Written request ->
Extract every line where the string "result" appears.

○ ○ ○

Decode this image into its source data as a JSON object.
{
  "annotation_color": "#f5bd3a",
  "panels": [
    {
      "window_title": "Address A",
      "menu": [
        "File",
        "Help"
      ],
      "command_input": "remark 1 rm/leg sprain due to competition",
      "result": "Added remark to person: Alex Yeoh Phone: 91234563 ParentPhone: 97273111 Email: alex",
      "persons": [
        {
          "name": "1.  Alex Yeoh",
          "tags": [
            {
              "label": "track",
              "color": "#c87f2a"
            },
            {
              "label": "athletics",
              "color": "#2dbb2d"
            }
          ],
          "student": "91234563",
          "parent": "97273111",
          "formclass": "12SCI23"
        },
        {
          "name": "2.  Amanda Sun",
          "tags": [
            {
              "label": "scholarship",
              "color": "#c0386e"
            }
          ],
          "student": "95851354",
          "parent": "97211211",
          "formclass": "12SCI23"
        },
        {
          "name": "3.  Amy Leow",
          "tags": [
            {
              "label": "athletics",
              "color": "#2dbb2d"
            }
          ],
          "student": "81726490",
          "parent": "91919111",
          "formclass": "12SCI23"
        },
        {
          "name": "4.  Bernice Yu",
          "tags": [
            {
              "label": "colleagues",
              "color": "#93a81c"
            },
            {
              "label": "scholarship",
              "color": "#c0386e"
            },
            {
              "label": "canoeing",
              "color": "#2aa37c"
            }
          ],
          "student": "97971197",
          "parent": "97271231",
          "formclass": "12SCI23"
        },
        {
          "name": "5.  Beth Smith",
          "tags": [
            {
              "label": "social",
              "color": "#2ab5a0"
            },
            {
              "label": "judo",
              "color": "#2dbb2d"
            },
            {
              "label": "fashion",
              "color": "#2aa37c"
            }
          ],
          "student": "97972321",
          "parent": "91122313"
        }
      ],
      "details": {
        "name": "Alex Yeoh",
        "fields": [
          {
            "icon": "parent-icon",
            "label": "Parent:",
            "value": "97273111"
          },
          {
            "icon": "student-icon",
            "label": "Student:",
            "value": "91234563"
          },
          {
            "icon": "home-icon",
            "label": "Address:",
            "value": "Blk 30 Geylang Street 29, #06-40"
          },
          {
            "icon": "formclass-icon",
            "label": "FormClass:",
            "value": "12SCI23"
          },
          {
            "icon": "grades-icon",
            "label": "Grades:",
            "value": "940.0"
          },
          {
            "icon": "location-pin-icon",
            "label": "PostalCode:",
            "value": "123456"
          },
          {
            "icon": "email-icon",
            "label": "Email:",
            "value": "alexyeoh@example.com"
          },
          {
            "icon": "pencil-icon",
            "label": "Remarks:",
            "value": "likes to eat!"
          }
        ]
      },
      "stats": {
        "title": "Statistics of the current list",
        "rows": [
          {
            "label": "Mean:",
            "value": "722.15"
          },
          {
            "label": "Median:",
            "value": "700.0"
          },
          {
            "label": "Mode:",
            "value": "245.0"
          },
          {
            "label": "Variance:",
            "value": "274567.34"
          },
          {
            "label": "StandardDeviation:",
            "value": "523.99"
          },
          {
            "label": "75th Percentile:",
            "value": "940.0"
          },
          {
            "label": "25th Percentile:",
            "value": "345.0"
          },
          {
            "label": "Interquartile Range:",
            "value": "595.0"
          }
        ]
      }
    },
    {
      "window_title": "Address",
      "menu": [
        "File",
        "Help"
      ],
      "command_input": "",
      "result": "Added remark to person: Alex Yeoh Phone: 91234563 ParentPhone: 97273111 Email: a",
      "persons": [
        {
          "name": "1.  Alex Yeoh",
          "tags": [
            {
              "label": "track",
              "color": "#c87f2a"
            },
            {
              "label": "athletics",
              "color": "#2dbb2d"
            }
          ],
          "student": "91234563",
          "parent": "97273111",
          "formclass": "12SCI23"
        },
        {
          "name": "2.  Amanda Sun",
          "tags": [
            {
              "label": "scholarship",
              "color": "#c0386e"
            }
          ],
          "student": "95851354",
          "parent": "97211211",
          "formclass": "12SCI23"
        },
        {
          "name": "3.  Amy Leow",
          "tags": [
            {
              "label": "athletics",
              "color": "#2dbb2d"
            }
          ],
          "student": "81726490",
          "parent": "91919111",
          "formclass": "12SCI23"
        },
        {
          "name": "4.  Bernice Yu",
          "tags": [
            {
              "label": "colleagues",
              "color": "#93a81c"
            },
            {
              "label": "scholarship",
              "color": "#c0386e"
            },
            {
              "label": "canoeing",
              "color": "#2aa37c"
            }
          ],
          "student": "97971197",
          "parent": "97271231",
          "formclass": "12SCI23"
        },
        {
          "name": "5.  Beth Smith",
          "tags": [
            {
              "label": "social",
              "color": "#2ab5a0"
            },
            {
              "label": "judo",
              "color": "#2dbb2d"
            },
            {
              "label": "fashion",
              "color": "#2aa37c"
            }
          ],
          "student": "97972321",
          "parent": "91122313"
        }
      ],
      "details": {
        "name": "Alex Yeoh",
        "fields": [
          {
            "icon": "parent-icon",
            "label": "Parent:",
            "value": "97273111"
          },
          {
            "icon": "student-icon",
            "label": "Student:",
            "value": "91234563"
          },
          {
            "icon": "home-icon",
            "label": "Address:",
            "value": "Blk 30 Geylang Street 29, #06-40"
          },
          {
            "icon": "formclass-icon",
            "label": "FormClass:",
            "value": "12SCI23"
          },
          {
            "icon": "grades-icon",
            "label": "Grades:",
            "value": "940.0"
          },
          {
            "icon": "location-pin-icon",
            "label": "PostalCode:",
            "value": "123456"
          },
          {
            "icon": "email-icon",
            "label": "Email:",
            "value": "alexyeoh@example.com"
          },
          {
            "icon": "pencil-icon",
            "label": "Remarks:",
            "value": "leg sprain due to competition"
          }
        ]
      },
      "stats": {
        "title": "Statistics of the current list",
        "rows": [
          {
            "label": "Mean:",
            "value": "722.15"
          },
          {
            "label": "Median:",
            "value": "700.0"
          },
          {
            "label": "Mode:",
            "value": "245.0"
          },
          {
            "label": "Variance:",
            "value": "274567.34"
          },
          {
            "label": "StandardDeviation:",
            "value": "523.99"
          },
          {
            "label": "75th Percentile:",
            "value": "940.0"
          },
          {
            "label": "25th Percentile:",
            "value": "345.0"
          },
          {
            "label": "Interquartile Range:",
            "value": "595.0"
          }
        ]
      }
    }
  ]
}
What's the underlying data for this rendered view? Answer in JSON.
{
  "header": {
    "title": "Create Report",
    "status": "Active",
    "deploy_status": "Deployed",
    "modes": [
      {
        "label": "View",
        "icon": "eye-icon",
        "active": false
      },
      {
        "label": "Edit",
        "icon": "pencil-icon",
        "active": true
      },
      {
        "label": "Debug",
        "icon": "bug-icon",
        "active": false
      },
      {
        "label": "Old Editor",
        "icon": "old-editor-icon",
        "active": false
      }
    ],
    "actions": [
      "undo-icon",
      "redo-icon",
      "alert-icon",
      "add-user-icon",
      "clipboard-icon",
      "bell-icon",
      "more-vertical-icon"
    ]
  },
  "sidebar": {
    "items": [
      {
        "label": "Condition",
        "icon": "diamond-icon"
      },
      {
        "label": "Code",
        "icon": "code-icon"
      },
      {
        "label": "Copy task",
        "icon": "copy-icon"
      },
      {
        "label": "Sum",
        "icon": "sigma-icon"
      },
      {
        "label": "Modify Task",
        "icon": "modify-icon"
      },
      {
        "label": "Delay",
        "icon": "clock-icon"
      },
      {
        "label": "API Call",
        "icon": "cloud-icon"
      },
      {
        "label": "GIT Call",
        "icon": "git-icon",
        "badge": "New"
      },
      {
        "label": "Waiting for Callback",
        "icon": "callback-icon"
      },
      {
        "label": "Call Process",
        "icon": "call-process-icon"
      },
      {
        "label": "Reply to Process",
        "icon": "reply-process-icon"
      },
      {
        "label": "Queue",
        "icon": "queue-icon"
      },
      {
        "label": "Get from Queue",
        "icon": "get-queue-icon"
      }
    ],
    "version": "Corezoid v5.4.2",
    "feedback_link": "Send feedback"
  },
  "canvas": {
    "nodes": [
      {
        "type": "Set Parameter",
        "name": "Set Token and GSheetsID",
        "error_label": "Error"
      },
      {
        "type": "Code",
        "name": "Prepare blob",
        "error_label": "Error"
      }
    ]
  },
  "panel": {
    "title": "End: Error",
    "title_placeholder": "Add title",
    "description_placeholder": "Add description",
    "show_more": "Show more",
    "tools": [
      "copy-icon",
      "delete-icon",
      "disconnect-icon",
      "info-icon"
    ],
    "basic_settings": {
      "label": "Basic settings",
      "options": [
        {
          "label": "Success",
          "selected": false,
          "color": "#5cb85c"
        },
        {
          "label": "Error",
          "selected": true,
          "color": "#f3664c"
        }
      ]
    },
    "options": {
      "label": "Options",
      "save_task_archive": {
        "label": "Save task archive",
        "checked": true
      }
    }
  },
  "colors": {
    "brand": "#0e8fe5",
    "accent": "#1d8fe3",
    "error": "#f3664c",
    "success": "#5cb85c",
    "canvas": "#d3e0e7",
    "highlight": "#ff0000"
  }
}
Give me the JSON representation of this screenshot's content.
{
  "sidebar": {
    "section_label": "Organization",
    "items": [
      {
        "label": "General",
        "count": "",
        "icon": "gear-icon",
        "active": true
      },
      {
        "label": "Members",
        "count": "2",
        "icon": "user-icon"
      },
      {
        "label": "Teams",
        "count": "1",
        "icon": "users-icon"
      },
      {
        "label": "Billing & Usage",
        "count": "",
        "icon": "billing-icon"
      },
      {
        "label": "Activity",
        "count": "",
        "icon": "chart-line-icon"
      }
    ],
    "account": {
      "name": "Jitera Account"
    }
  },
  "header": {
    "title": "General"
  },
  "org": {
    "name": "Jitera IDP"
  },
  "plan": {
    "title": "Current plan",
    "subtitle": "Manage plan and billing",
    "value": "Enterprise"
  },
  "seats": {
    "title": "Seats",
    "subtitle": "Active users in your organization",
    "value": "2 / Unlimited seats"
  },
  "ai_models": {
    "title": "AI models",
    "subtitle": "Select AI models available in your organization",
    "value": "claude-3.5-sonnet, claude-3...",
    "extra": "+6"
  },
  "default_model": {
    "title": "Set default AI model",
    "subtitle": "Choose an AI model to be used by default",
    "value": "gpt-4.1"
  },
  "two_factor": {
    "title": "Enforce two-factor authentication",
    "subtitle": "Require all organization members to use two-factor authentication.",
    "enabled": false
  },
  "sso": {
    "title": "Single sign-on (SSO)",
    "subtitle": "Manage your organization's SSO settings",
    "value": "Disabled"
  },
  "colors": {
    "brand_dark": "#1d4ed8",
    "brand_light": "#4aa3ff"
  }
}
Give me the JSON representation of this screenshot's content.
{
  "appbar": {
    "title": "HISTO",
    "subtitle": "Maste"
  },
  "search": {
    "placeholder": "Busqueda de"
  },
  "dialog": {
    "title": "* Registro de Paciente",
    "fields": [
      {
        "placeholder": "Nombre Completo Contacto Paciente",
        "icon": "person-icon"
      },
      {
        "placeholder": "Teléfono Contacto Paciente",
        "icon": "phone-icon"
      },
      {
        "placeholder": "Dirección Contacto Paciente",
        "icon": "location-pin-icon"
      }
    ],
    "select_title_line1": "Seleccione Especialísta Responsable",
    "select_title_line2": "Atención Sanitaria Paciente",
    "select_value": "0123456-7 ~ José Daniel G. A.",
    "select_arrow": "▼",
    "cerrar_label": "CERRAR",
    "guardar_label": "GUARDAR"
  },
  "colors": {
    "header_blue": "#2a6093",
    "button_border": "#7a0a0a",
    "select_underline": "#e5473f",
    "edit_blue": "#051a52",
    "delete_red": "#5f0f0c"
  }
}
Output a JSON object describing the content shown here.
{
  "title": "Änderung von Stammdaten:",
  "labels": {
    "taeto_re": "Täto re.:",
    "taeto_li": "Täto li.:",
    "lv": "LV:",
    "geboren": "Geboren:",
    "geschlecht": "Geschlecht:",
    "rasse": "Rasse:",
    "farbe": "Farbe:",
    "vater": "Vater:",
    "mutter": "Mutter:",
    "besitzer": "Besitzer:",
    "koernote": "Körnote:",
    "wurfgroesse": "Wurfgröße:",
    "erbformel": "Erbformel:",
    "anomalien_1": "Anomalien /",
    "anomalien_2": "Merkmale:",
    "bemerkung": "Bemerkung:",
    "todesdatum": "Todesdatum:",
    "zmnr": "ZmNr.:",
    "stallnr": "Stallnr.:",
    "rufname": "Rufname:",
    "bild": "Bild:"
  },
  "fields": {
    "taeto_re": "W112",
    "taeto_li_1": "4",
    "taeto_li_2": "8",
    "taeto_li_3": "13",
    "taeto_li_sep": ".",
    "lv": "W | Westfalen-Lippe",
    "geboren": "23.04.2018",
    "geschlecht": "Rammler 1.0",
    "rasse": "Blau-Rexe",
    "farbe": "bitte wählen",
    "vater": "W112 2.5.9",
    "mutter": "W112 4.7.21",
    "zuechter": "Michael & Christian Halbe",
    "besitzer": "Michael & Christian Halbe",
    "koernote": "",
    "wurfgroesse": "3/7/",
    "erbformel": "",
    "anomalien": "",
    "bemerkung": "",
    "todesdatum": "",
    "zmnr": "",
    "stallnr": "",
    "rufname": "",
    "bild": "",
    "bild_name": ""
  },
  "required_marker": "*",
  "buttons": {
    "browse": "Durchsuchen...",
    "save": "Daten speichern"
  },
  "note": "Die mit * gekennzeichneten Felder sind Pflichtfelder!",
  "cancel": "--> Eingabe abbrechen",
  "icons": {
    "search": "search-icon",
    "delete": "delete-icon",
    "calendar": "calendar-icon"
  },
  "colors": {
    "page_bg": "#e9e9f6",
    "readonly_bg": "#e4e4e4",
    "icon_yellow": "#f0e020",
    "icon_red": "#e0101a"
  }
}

○ ○ ○

Complete answer ->
      "result": "Added remark to person: Alex Yeoh Phone: 91234563 ParentPhone: 97273111 Email: alex",
      "result": "Added remark to person: Alex Yeoh Phone: 91234563 ParentPhone: 97273111 Email: a",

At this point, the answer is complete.